# Aim
Only the run of lines from the one containing "What data populates" through the last line should be returned, exactly as written.
■ ■ ■ ■ ■ ■ ■
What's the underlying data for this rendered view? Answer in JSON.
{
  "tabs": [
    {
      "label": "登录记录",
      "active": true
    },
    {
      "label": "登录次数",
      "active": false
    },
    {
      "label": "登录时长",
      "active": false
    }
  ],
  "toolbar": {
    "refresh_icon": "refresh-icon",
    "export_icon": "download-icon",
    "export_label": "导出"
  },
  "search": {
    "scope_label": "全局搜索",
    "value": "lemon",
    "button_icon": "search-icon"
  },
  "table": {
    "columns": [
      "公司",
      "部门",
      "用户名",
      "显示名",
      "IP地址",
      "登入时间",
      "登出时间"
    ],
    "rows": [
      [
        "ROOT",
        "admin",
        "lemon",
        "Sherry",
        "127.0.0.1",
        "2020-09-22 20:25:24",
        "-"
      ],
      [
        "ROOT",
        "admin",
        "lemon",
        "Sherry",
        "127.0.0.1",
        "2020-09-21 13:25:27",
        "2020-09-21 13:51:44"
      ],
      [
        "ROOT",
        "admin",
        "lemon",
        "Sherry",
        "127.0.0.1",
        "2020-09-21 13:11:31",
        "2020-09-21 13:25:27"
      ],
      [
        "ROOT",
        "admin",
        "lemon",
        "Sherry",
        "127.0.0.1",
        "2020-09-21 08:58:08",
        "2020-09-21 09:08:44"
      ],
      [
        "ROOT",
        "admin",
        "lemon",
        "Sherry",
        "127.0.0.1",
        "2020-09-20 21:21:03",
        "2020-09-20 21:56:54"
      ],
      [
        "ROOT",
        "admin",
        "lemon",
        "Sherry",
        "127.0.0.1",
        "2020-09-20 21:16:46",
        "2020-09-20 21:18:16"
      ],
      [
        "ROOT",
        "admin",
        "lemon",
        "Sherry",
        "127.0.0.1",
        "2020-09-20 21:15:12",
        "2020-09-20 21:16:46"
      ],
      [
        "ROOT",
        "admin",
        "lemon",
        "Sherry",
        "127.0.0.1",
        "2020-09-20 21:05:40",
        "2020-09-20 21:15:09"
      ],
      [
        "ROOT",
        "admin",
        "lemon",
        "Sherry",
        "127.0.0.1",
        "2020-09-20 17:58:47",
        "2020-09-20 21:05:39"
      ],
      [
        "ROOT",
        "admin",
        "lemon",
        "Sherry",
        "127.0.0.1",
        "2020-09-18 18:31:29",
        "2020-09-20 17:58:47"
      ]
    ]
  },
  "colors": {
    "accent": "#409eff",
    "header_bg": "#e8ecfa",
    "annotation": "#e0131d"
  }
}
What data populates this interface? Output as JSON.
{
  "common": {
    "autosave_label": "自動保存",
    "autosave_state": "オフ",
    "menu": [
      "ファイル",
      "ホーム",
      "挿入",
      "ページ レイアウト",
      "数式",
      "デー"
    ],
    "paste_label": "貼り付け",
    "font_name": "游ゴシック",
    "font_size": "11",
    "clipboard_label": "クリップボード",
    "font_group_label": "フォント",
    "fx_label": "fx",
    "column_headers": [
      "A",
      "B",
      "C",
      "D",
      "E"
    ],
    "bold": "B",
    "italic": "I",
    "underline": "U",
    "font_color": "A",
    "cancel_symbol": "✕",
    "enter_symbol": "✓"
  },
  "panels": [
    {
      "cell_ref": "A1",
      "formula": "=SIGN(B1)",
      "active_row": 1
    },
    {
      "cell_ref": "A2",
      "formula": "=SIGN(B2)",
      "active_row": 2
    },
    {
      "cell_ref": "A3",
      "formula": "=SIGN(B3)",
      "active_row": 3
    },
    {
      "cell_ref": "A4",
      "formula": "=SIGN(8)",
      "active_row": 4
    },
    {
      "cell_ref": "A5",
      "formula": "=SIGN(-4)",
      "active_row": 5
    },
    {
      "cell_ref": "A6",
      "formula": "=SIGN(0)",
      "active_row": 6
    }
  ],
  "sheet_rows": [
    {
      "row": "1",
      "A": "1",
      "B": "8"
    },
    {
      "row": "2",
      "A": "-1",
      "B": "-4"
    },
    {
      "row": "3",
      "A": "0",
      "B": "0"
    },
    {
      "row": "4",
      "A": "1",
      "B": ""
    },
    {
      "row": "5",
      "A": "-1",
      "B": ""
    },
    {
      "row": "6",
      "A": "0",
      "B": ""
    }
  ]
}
■ ■ ■ ■ ■ ■ ■
# Task response
What data populates this interface? Output as JSON.
{
  "common": {
    "autosave_label": "自動保存",
    "autosave_state": "オフ",
    "menu": [
      "ファイル",
      "ホーム",
      "挿入",
      "ページ レイアウト",
      "数式",
      "デー"
    ],
    "paste_label": "貼り付け",
    "font_name": "游ゴシック",
    "font_size": "11",
    "clipboard_label": "クリップボード",
    "font_group_label": "フォント",
    "fx_label": "fx",
    "column_headers": [
      "A",
      "B",
      "C",
      "D",
      "E"
    ],
    "bold": "B",
    "italic": "I",
    "underline": "U",
    "font_color": "A",
    "cancel_symbol": "✕",
    "enter_symbol": "✓"
  },
  "panels": [
    {
      "cell_ref": "A1",
      "formula": "=SIGN(B1)",
      "active_row": 1
    },
    {
      "cell_ref": "A2",
      "formula": "=SIGN(B2)",
      "active_row": 2
    },
    {
      "cell_ref": "A3",
      "formula": "=SIGN(B3)",
      "active_row": 3
    },
    {
      "cell_ref": "A4",
      "formula": "=SIGN(8)",
      "active_row": 4
    },
    {
      "cell_ref": "A5",
      "formula": "=SIGN(-4)",
      "active_row": 5
    },
    {
      "cell_ref": "A6",
      "formula": "=SIGN(0)",
      "active_row": 6
    }
  ],
  "sheet_rows": [
    {
      "row": "1",
      "A": "1",
      "B": "8"
    },
    {
      "row": "2",
      "A": "-1",
      "B": "-4"
    },
    {
      "row": "3",
      "A": "0",
      "B": "0"
    },
    {
      "row": "4",
      "A": "1",
      "B": ""
    },
    {
      "row": "5",
      "A": "-1",
      "B": ""
    },
    {
      "row": "6",
      "A": "0",
      "B": ""
    }
  ]
}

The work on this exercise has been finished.